*What the task asks:*
Select all lines holding the word "cccccc" from the entries that follow.

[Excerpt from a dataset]

↓

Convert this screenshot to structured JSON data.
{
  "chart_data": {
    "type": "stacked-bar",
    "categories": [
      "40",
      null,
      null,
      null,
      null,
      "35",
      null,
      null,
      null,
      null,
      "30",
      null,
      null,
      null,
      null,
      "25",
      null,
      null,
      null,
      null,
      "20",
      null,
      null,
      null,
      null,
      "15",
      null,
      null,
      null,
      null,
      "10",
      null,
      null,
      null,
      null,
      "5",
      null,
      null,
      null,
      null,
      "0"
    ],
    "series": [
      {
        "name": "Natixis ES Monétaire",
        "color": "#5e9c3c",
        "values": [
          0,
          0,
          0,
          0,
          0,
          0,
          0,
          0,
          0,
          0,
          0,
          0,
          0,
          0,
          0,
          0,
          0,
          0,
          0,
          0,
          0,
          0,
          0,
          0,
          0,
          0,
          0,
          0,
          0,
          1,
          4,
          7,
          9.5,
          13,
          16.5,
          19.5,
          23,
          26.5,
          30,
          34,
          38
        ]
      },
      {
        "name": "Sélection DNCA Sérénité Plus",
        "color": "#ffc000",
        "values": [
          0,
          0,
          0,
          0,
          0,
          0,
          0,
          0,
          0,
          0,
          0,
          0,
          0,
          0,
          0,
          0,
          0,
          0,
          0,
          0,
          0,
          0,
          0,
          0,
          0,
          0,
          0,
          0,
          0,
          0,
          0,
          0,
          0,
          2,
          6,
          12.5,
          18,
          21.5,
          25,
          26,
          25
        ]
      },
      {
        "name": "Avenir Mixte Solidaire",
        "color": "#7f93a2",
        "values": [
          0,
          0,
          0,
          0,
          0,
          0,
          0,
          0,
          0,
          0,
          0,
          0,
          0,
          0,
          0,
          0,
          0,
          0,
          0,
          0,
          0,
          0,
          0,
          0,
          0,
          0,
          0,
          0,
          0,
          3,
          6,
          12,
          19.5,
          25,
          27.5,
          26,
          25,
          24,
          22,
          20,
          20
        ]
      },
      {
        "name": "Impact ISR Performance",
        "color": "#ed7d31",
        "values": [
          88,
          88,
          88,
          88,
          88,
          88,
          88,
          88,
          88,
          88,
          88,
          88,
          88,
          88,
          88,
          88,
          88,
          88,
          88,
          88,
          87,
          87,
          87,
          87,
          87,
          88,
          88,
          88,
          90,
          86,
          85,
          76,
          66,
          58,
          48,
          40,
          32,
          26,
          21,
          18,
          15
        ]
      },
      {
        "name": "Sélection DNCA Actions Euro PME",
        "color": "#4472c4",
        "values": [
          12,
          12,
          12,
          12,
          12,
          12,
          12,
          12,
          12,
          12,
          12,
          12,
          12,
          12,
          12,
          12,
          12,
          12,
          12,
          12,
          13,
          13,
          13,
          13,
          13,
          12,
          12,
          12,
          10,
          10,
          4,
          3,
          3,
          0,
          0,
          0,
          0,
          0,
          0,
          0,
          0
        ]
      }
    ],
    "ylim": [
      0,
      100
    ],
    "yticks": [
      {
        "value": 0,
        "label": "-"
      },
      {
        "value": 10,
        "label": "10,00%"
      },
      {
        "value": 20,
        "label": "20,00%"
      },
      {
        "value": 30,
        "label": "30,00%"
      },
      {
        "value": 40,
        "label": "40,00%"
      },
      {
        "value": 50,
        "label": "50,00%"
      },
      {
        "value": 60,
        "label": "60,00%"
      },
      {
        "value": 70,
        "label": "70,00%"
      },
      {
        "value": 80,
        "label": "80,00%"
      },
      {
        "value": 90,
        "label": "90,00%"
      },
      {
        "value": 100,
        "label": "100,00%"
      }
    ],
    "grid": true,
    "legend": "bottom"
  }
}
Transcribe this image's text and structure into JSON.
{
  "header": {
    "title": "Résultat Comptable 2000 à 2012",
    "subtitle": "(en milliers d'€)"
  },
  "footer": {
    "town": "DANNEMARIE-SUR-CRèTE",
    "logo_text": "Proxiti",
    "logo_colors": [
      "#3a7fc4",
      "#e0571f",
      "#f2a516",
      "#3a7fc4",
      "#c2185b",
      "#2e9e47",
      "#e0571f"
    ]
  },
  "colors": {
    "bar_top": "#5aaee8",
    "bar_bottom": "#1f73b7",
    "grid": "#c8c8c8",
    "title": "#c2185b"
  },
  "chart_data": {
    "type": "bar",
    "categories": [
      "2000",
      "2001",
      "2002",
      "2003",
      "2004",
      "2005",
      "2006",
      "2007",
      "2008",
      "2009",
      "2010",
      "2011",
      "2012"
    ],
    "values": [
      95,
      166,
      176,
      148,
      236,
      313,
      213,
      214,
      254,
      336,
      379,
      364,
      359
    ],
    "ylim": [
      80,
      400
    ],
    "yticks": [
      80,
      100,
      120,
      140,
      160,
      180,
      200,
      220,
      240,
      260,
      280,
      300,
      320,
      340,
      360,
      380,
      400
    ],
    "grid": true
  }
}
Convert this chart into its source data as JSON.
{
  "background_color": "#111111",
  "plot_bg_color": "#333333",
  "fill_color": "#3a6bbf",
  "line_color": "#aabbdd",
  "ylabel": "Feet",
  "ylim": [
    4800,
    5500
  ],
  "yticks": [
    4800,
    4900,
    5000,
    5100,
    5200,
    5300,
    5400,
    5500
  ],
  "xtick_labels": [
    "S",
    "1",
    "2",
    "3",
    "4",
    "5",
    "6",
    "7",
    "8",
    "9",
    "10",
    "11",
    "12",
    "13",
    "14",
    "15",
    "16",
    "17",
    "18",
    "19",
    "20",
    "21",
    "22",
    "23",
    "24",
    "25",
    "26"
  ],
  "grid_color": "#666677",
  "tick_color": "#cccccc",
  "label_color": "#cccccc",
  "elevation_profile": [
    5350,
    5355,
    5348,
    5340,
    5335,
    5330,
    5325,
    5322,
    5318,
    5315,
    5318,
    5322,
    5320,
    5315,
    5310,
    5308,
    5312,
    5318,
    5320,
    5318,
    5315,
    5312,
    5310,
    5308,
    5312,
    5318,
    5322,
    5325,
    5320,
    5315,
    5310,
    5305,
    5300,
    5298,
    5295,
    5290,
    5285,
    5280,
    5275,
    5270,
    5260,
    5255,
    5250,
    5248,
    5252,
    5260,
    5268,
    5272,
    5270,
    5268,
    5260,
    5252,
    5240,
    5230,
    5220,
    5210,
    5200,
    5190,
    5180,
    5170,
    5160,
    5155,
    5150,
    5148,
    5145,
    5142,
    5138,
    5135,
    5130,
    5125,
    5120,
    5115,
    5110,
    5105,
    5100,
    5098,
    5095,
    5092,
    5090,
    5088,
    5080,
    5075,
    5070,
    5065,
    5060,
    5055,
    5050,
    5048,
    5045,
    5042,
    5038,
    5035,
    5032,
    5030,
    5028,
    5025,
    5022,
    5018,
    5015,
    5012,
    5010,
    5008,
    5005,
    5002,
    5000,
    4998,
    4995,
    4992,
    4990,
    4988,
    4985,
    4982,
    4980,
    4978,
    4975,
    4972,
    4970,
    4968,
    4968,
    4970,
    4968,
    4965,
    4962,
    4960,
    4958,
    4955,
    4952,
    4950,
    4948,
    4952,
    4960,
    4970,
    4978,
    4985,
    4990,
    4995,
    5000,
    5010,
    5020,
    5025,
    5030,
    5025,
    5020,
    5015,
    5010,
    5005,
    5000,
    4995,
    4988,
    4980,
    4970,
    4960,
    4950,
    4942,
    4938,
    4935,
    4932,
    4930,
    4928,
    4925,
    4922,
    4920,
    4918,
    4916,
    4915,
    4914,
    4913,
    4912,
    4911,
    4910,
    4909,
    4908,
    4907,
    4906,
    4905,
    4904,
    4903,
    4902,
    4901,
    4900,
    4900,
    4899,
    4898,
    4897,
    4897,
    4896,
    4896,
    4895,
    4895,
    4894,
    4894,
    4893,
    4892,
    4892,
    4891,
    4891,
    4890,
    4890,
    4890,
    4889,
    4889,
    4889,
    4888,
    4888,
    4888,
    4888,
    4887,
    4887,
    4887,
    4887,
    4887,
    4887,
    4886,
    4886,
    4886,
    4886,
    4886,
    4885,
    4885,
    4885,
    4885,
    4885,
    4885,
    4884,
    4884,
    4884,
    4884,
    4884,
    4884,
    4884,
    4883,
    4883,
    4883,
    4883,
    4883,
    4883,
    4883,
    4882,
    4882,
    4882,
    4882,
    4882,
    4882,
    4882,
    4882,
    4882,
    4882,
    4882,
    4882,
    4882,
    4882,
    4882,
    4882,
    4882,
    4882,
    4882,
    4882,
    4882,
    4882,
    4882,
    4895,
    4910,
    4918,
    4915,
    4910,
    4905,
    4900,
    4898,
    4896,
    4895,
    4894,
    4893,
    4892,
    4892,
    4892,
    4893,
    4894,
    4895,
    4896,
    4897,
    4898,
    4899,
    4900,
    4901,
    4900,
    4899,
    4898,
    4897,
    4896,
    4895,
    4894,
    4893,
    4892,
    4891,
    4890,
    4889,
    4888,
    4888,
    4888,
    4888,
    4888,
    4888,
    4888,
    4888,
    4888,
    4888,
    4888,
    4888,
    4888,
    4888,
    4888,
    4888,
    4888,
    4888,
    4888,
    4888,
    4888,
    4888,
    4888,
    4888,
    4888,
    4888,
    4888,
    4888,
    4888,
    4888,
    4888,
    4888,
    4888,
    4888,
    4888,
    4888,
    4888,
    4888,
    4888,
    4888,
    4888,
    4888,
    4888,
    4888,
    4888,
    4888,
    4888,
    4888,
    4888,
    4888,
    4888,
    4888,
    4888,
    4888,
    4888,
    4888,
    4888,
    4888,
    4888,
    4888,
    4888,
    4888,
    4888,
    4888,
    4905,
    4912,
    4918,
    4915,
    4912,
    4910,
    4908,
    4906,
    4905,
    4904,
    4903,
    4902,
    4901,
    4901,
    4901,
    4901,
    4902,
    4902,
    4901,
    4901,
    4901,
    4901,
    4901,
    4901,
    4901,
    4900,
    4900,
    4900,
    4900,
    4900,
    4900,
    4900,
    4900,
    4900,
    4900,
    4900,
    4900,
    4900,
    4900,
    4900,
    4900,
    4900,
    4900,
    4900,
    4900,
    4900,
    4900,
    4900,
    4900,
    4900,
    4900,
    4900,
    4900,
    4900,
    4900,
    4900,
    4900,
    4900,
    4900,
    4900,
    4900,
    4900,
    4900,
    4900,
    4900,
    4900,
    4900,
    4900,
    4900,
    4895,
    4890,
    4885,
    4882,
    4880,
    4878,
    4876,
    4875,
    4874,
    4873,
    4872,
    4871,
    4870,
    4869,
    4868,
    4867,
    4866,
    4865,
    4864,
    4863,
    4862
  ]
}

↑

*Result below:*
  "tick_color": "#cccccc",
  "label_color": "#cccccc",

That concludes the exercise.